* _Stated task_
Below is a listing; copy all of it exactly.

-- START OF Source records --

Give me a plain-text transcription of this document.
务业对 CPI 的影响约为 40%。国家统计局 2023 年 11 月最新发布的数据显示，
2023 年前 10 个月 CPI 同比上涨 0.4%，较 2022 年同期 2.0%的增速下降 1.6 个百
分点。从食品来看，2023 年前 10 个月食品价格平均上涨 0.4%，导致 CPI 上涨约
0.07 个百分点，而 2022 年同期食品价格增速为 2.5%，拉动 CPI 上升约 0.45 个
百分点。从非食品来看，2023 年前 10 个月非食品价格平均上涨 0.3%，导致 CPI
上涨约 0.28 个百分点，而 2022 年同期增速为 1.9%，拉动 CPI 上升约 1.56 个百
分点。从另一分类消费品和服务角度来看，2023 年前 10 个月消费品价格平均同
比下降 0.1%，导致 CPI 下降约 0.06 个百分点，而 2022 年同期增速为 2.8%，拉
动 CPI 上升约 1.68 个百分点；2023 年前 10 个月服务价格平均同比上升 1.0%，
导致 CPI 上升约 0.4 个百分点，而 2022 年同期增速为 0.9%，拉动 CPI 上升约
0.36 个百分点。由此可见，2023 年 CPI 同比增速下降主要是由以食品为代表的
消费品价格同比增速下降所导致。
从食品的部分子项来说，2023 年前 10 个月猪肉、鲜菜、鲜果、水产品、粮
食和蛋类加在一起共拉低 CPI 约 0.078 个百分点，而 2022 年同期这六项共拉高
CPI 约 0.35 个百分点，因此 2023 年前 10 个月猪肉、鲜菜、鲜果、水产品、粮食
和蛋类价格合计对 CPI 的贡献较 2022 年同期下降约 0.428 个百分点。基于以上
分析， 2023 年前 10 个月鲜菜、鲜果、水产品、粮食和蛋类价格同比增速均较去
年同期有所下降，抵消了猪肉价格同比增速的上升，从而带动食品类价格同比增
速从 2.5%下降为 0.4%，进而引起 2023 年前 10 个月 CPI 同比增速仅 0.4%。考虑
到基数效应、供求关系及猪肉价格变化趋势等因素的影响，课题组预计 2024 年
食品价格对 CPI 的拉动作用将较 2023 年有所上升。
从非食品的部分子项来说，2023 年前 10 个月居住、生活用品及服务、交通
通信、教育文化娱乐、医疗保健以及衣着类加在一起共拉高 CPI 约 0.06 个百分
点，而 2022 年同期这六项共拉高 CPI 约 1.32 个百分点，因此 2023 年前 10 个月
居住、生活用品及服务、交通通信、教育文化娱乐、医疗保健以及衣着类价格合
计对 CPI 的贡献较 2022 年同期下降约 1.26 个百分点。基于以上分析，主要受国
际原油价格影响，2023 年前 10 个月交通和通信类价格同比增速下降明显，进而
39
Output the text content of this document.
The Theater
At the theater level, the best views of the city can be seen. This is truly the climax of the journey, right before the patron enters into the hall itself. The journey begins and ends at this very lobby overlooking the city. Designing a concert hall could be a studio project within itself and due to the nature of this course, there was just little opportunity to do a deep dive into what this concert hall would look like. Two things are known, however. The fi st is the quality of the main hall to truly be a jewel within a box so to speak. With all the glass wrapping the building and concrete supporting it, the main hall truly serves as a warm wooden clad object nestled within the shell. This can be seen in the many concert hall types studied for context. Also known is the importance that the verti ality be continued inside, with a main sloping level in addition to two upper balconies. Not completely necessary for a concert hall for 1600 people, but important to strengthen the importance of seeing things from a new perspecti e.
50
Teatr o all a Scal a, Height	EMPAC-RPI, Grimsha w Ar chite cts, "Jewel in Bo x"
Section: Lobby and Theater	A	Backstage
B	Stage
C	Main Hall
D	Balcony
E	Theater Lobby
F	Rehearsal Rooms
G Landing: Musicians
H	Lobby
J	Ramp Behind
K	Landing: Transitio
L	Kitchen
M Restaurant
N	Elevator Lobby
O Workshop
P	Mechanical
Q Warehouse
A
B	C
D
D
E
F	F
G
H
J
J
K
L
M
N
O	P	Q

-- END OF Source records --

* _Exercise result_
Give me a plain-text transcription of this document.
务业对 CPI 的影响约为 40%。国家统计局 2023 年 11 月最新发布的数据显示，
2023 年前 10 个月 CPI 同比上涨 0.4%，较 2022 年同期 2.0%的增速下降 1.6 个百
分点。从食品来看，2023 年前 10 个月食品价格平均上涨 0.4%，导致 CPI 上涨约
0.07 个百分点，而 2022 年同期食品价格增速为 2.5%，拉动 CPI 上升约 0.45 个
百分点。从非食品来看，2023 年前 10 个月非食品价格平均上涨 0.3%，导致 CPI
上涨约 0.28 个百分点，而 2022 年同期增速为 1.9%，拉动 CPI 上升约 1.56 个百
分点。从另一分类消费品和服务角度来看，2023 年前 10 个月消费品价格平均同
比下降 0.1%，导致 CPI 下降约 0.06 个百分点，而 2022 年同期增速为 2.8%，拉
动 CPI 上升约 1.68 个百分点；2023 年前 10 个月服务价格平均同比上升 1.0%，
导致 CPI 上升约 0.4 个百分点，而 2022 年同期增速为 0.9%，拉动 CPI 上升约
0.36 个百分点。由此可见，2023 年 CPI 同比增速下降主要是由以食品为代表的
消费品价格同比增速下降所导致。
从食品的部分子项来说，2023 年前 10 个月猪肉、鲜菜、鲜果、水产品、粮
食和蛋类加在一起共拉低 CPI 约 0.078 个百分点，而 2022 年同期这六项共拉高
CPI 约 0.35 个百分点，因此 2023 年前 10 个月猪肉、鲜菜、鲜果、水产品、粮食
和蛋类价格合计对 CPI 的贡献较 2022 年同期下降约 0.428 个百分点。基于以上
分析， 2023 年前 10 个月鲜菜、鲜果、水产品、粮食和蛋类价格同比增速均较去
年同期有所下降，抵消了猪肉价格同比增速的上升，从而带动食品类价格同比增
速从 2.5%下降为 0.4%，进而引起 2023 年前 10 个月 CPI 同比增速仅 0.4%。考虑
到基数效应、供求关系及猪肉价格变化趋势等因素的影响，课题组预计 2024 年
食品价格对 CPI 的拉动作用将较 2023 年有所上升。
从非食品的部分子项来说，2023 年前 10 个月居住、生活用品及服务、交通
通信、教育文化娱乐、医疗保健以及衣着类加在一起共拉高 CPI 约 0.06 个百分
点，而 2022 年同期这六项共拉高 CPI 约 1.32 个百分点，因此 2023 年前 10 个月
居住、生活用品及服务、交通通信、教育文化娱乐、医疗保健以及衣着类价格合
计对 CPI 的贡献较 2022 年同期下降约 1.26 个百分点。基于以上分析，主要受国
际原油价格影响，2023 年前 10 个月交通和通信类价格同比增速下降明显，进而
39
Output the text content of this document.
The Theater
At the theater level, the best views of the city can be seen. This is truly the climax of the journey, right before the patron enters into the hall itself. The journey begins and ends at this very lobby overlooking the city. Designing a concert hall could be a studio project within itself and due to the nature of this course, there was just little opportunity to do a deep dive into what this concert hall would look like. Two things are known, however. The fi st is the quality of the main hall to truly be a jewel within a box so to speak. With all the glass wrapping the building and concrete supporting it, the main hall truly serves as a warm wooden clad object nestled within the shell. This can be seen in the many concert hall types studied for context. Also known is the importance that the verti ality be continued inside, with a main sloping level in addition to two upper balconies. Not completely necessary for a concert hall for 1600 people, but important to strengthen the importance of seeing things from a new perspecti e.
50
Teatr o all a Scal a, Height	EMPAC-RPI, Grimsha w Ar chite cts, "Jewel in Bo x"
Section: Lobby and Theater	A	Backstage
B	Stage
C	Main Hall
D	Balcony
E	Theater Lobby
F	Rehearsal Rooms
G Landing: Musicians
H	Lobby
J	Ramp Behind
K	Landing: Transitio
L	Kitchen
M Restaurant
N	Elevator Lobby
O Workshop
P	Mechanical
Q Warehouse
A
B	C
D
D
E
F	F
G
H
J
J
K
L
M
N
O	P	Q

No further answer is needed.